Dataset records:

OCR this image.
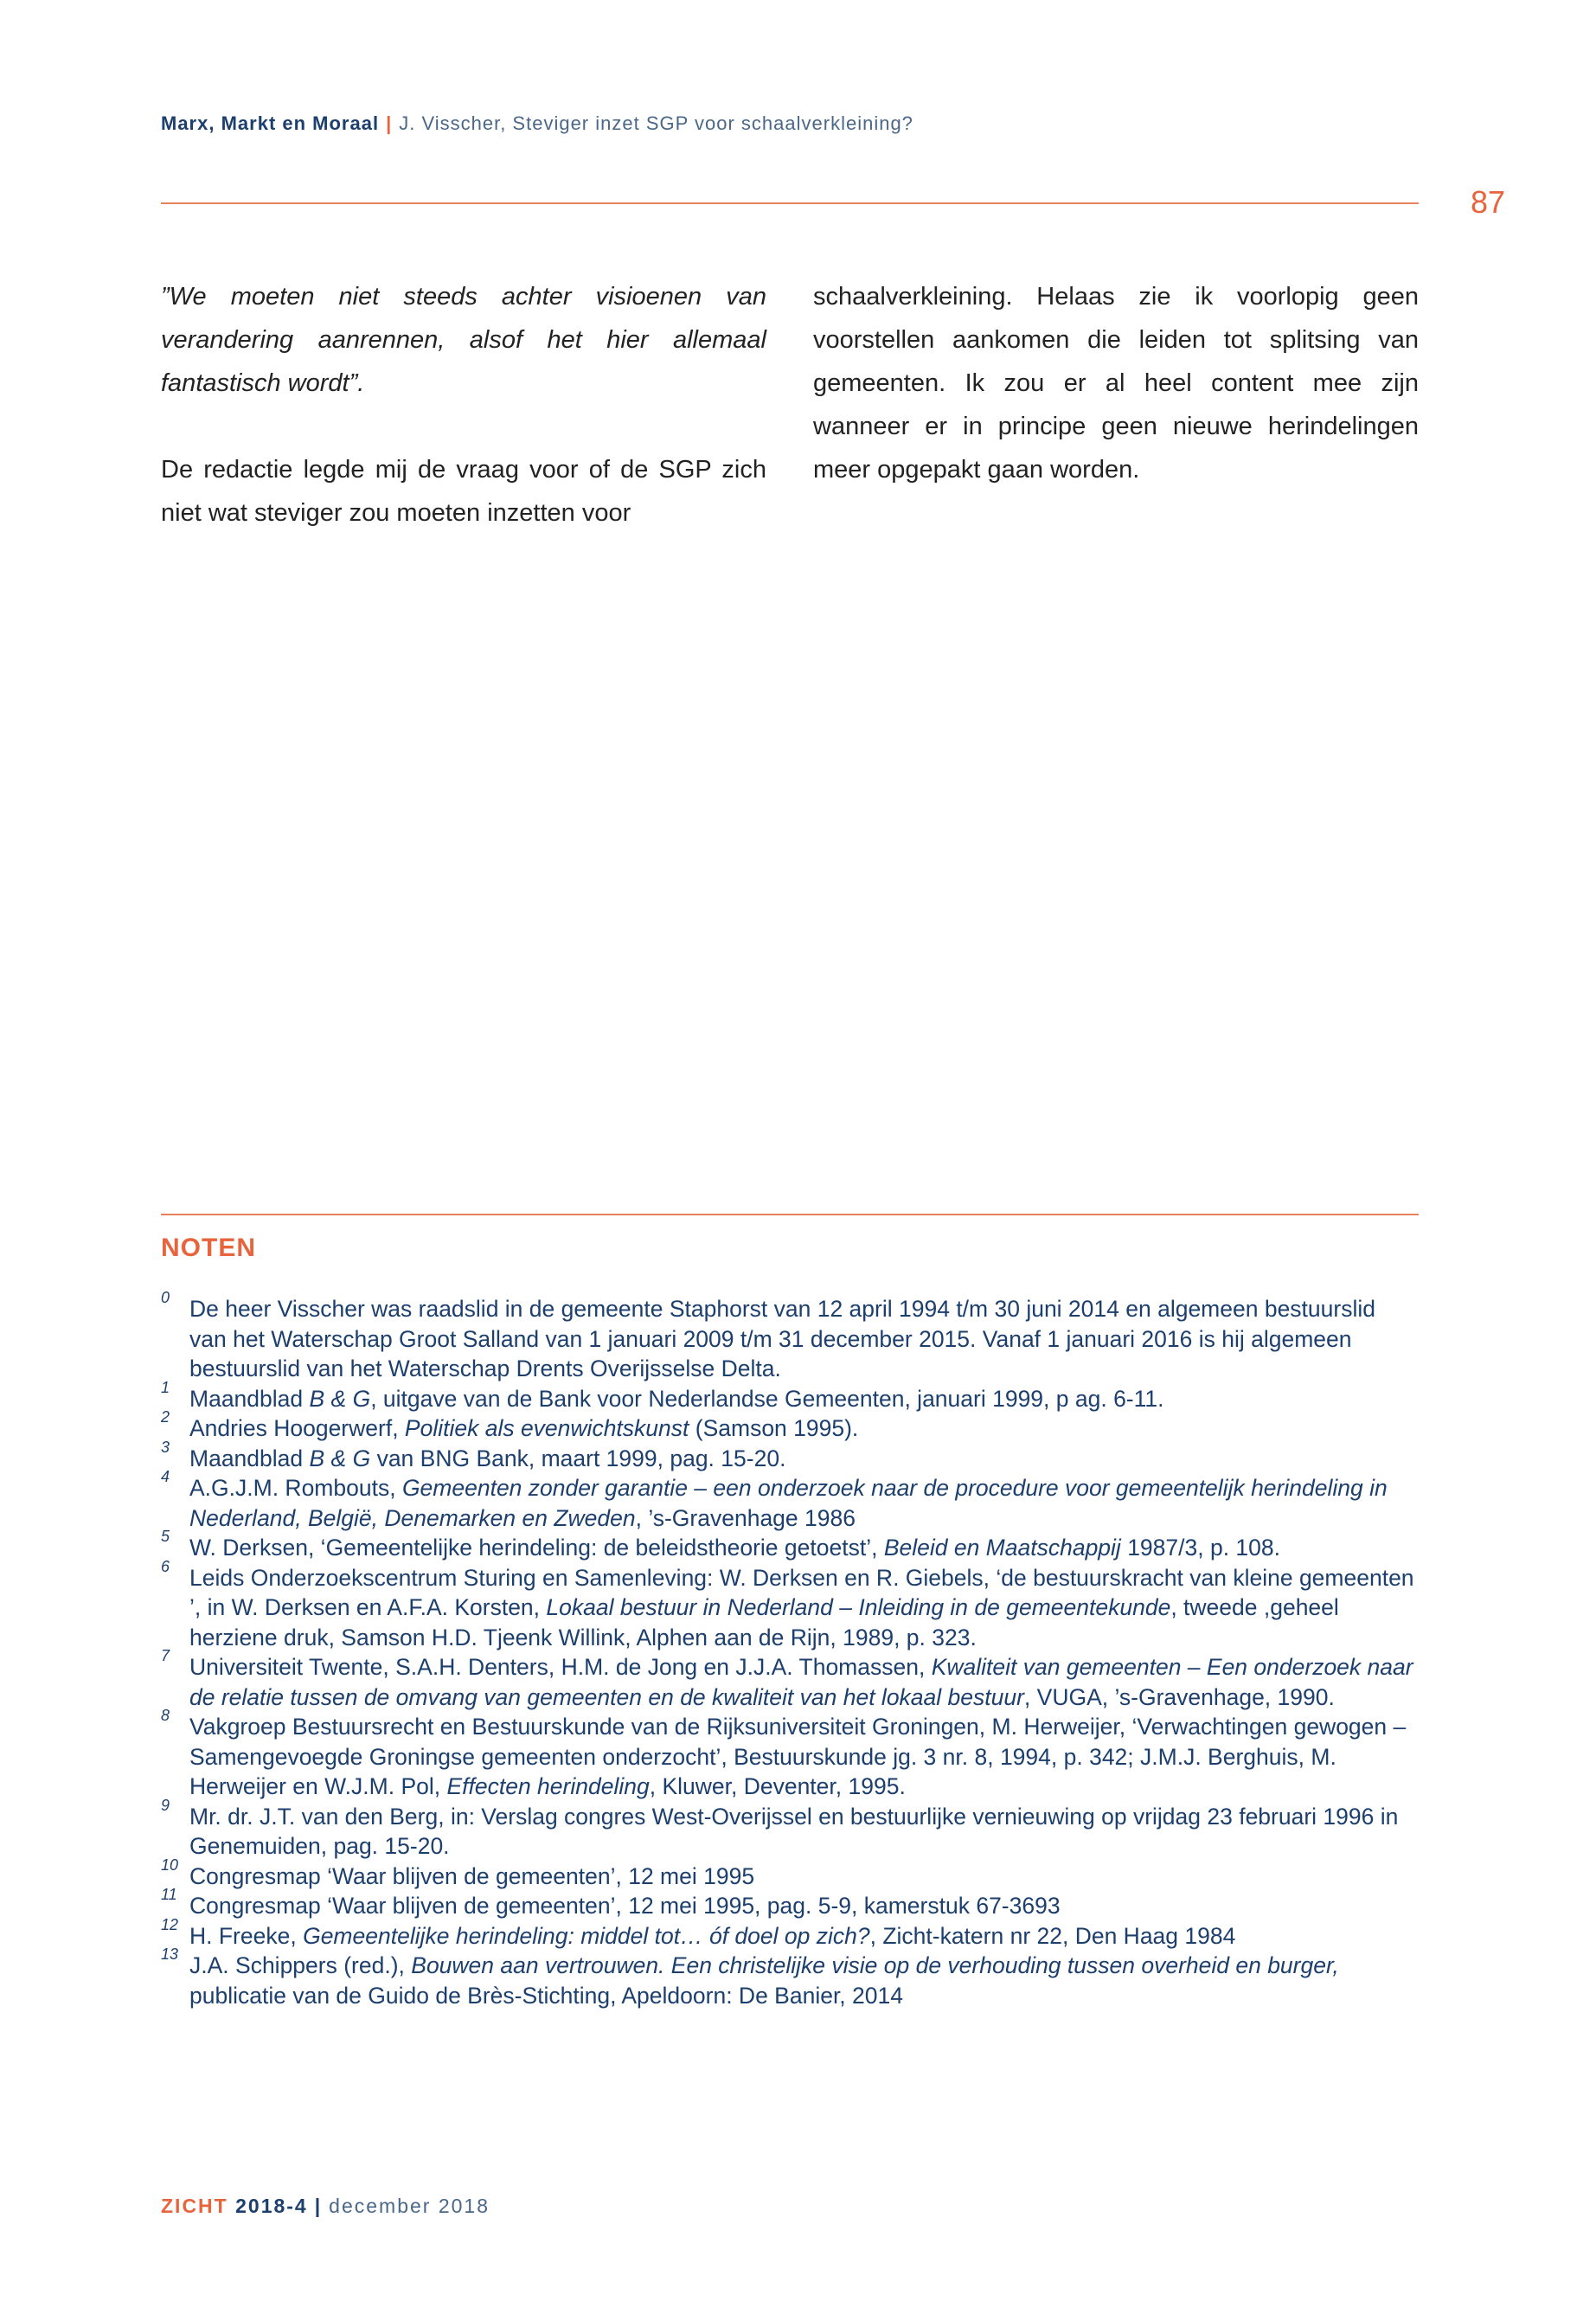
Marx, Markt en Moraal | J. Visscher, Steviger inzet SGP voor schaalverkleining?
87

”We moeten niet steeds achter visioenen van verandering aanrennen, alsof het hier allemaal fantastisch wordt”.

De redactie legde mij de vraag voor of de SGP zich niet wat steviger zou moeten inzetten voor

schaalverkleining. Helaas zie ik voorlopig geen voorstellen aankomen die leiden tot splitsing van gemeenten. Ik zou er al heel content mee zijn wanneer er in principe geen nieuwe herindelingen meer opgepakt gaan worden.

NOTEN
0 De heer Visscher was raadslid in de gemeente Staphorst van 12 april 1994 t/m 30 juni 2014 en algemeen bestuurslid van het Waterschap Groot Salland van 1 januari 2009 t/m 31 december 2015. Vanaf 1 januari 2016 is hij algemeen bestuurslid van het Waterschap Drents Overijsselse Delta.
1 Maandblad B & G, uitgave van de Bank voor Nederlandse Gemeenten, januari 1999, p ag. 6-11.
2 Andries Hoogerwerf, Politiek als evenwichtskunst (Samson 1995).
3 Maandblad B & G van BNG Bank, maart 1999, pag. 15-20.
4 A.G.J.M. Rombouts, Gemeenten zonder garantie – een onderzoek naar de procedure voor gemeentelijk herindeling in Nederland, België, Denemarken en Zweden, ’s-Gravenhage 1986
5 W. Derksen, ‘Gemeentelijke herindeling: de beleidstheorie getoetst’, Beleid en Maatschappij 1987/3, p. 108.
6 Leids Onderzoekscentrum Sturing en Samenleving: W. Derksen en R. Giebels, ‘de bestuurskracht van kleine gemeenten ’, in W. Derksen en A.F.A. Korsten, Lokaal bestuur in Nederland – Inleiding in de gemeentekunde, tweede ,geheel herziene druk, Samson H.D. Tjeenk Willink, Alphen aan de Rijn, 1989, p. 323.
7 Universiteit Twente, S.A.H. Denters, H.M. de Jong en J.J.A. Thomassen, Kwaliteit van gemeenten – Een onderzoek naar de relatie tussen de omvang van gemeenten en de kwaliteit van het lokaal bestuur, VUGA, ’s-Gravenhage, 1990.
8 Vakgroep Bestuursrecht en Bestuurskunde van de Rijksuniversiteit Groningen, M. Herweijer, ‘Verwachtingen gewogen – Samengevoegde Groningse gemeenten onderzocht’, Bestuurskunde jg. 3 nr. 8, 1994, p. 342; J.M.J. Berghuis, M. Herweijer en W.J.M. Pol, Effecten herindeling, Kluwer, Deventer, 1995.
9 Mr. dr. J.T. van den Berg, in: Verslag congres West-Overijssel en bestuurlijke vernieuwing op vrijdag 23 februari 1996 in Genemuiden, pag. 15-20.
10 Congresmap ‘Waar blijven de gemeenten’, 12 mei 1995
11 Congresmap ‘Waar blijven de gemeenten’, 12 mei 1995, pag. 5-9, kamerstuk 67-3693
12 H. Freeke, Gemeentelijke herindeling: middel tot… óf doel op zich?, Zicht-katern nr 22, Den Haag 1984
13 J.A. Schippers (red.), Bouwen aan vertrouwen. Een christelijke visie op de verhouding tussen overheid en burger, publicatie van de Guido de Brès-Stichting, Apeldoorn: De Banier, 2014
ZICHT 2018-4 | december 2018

What you have to do:
Transcribe all the lines above exactly, apart from the pictures.

Output below:
OCR this image.
Marx, Markt en Moraal | J. Visscher, Steviger inzet SGP voor schaalverkleining?
87

”We moeten niet steeds achter visioenen van verandering aanrennen, alsof het hier allemaal fantastisch wordt”.

De redactie legde mij de vraag voor of de SGP zich niet wat steviger zou moeten inzetten voor

schaalverkleining. Helaas zie ik voorlopig geen voorstellen aankomen die leiden tot splitsing van gemeenten. Ik zou er al heel content mee zijn wanneer er in principe geen nieuwe herindelingen meer opgepakt gaan worden.

NOTEN
0 De heer Visscher was raadslid in de gemeente Staphorst van 12 april 1994 t/m 30 juni 2014 en algemeen bestuurslid van het Waterschap Groot Salland van 1 januari 2009 t/m 31 december 2015. Vanaf 1 januari 2016 is hij algemeen bestuurslid van het Waterschap Drents Overijsselse Delta.
1 Maandblad B & G, uitgave van de Bank voor Nederlandse Gemeenten, januari 1999, p ag. 6-11.
2 Andries Hoogerwerf, Politiek als evenwichtskunst (Samson 1995).
3 Maandblad B & G van BNG Bank, maart 1999, pag. 15-20.
4 A.G.J.M. Rombouts, Gemeenten zonder garantie – een onderzoek naar de procedure voor gemeentelijk herindeling in Nederland, België, Denemarken en Zweden, ’s-Gravenhage 1986
5 W. Derksen, ‘Gemeentelijke herindeling: de beleidstheorie getoetst’, Beleid en Maatschappij 1987/3, p. 108.
6 Leids Onderzoekscentrum Sturing en Samenleving: W. Derksen en R. Giebels, ‘de bestuurskracht van kleine gemeenten ’, in W. Derksen en A.F.A. Korsten, Lokaal bestuur in Nederland – Inleiding in de gemeentekunde, tweede ,geheel herziene druk, Samson H.D. Tjeenk Willink, Alphen aan de Rijn, 1989, p. 323.
7 Universiteit Twente, S.A.H. Denters, H.M. de Jong en J.J.A. Thomassen, Kwaliteit van gemeenten – Een onderzoek naar de relatie tussen de omvang van gemeenten en de kwaliteit van het lokaal bestuur, VUGA, ’s-Gravenhage, 1990.
8 Vakgroep Bestuursrecht en Bestuurskunde van de Rijksuniversiteit Groningen, M. Herweijer, ‘Verwachtingen gewogen – Samengevoegde Groningse gemeenten onderzocht’, Bestuurskunde jg. 3 nr. 8, 1994, p. 342; J.M.J. Berghuis, M. Herweijer en W.J.M. Pol, Effecten herindeling, Kluwer, Deventer, 1995.
9 Mr. dr. J.T. van den Berg, in: Verslag congres West-Overijssel en bestuurlijke vernieuwing op vrijdag 23 februari 1996 in Genemuiden, pag. 15-20.
10 Congresmap ‘Waar blijven de gemeenten’, 12 mei 1995
11 Congresmap ‘Waar blijven de gemeenten’, 12 mei 1995, pag. 5-9, kamerstuk 67-3693
12 H. Freeke, Gemeentelijke herindeling: middel tot… óf doel op zich?, Zicht-katern nr 22, Den Haag 1984
13 J.A. Schippers (red.), Bouwen aan vertrouwen. Een christelijke visie op de verhouding tussen overheid en burger, publicatie van de Guido de Brès-Stichting, Apeldoorn: De Banier, 2014
ZICHT 2018-4 | december 2018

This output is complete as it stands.